## Material provided
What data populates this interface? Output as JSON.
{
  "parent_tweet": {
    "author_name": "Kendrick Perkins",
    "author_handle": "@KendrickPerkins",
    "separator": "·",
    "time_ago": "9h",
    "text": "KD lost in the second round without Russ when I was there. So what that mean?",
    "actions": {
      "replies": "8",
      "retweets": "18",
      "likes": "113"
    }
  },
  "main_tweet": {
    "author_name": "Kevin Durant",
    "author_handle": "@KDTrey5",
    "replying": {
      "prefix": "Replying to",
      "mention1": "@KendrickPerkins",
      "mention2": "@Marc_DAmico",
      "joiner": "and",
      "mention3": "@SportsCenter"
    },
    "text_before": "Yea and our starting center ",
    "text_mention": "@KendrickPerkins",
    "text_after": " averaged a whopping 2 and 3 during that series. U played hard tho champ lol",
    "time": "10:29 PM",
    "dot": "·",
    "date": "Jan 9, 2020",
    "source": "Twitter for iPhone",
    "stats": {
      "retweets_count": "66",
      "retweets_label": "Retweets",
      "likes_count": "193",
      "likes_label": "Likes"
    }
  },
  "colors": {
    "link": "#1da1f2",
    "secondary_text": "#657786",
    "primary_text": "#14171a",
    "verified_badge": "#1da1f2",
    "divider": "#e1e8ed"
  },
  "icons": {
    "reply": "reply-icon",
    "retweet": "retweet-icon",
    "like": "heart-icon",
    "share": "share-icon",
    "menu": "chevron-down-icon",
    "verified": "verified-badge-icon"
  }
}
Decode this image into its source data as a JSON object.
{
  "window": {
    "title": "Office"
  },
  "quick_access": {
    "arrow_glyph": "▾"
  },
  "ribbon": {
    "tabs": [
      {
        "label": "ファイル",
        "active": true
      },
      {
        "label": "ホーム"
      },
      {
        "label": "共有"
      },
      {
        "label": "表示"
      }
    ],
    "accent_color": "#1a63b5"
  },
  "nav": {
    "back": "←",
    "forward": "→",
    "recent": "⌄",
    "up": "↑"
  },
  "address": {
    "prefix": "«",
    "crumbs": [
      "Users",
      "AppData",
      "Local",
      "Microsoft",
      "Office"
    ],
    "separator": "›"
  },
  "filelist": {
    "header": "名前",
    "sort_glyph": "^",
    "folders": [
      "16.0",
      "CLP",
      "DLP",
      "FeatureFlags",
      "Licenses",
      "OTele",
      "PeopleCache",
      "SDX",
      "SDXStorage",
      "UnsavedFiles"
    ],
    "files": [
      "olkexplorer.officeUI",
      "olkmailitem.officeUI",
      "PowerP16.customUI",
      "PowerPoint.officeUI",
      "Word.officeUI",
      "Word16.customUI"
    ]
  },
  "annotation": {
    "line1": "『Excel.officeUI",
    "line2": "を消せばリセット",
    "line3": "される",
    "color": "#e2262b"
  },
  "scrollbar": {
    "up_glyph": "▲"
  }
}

## Direction
Return what is listed above, exactly and completely.

## The solution
What data populates this interface? Output as JSON.
{
  "parent_tweet": {
    "author_name": "Kendrick Perkins",
    "author_handle": "@KendrickPerkins",
    "separator": "·",
    "time_ago": "9h",
    "text": "KD lost in the second round without Russ when I was there. So what that mean?",
    "actions": {
      "replies": "8",
      "retweets": "18",
      "likes": "113"
    }
  },
  "main_tweet": {
    "author_name": "Kevin Durant",
    "author_handle": "@KDTrey5",
    "replying": {
      "prefix": "Replying to",
      "mention1": "@KendrickPerkins",
      "mention2": "@Marc_DAmico",
      "joiner": "and",
      "mention3": "@SportsCenter"
    },
    "text_before": "Yea and our starting center ",
    "text_mention": "@KendrickPerkins",
    "text_after": " averaged a whopping 2 and 3 during that series. U played hard tho champ lol",
    "time": "10:29 PM",
    "dot": "·",
    "date": "Jan 9, 2020",
    "source": "Twitter for iPhone",
    "stats": {
      "retweets_count": "66",
      "retweets_label": "Retweets",
      "likes_count": "193",
      "likes_label": "Likes"
    }
  },
  "colors": {
    "link": "#1da1f2",
    "secondary_text": "#657786",
    "primary_text": "#14171a",
    "verified_badge": "#1da1f2",
    "divider": "#e1e8ed"
  },
  "icons": {
    "reply": "reply-icon",
    "retweet": "retweet-icon",
    "like": "heart-icon",
    "share": "share-icon",
    "menu": "chevron-down-icon",
    "verified": "verified-badge-icon"
  }
}
Decode this image into its source data as a JSON object.
{
  "window": {
    "title": "Office"
  },
  "quick_access": {
    "arrow_glyph": "▾"
  },
  "ribbon": {
    "tabs": [
      {
        "label": "ファイル",
        "active": true
      },
      {
        "label": "ホーム"
      },
      {
        "label": "共有"
      },
      {
        "label": "表示"
      }
    ],
    "accent_color": "#1a63b5"
  },
  "nav": {
    "back": "←",
    "forward": "→",
    "recent": "⌄",
    "up": "↑"
  },
  "address": {
    "prefix": "«",
    "crumbs": [
      "Users",
      "AppData",
      "Local",
      "Microsoft",
      "Office"
    ],
    "separator": "›"
  },
  "filelist": {
    "header": "名前",
    "sort_glyph": "^",
    "folders": [
      "16.0",
      "CLP",
      "DLP",
      "FeatureFlags",
      "Licenses",
      "OTele",
      "PeopleCache",
      "SDX",
      "SDXStorage",
      "UnsavedFiles"
    ],
    "files": [
      "olkexplorer.officeUI",
      "olkmailitem.officeUI",
      "PowerP16.customUI",
      "PowerPoint.officeUI",
      "Word.officeUI",
      "Word16.customUI"
    ]
  },
  "annotation": {
    "line1": "『Excel.officeUI",
    "line2": "を消せばリセット",
    "line3": "される",
    "color": "#e2262b"
  },
  "scrollbar": {
    "up_glyph": "▲"
  }
}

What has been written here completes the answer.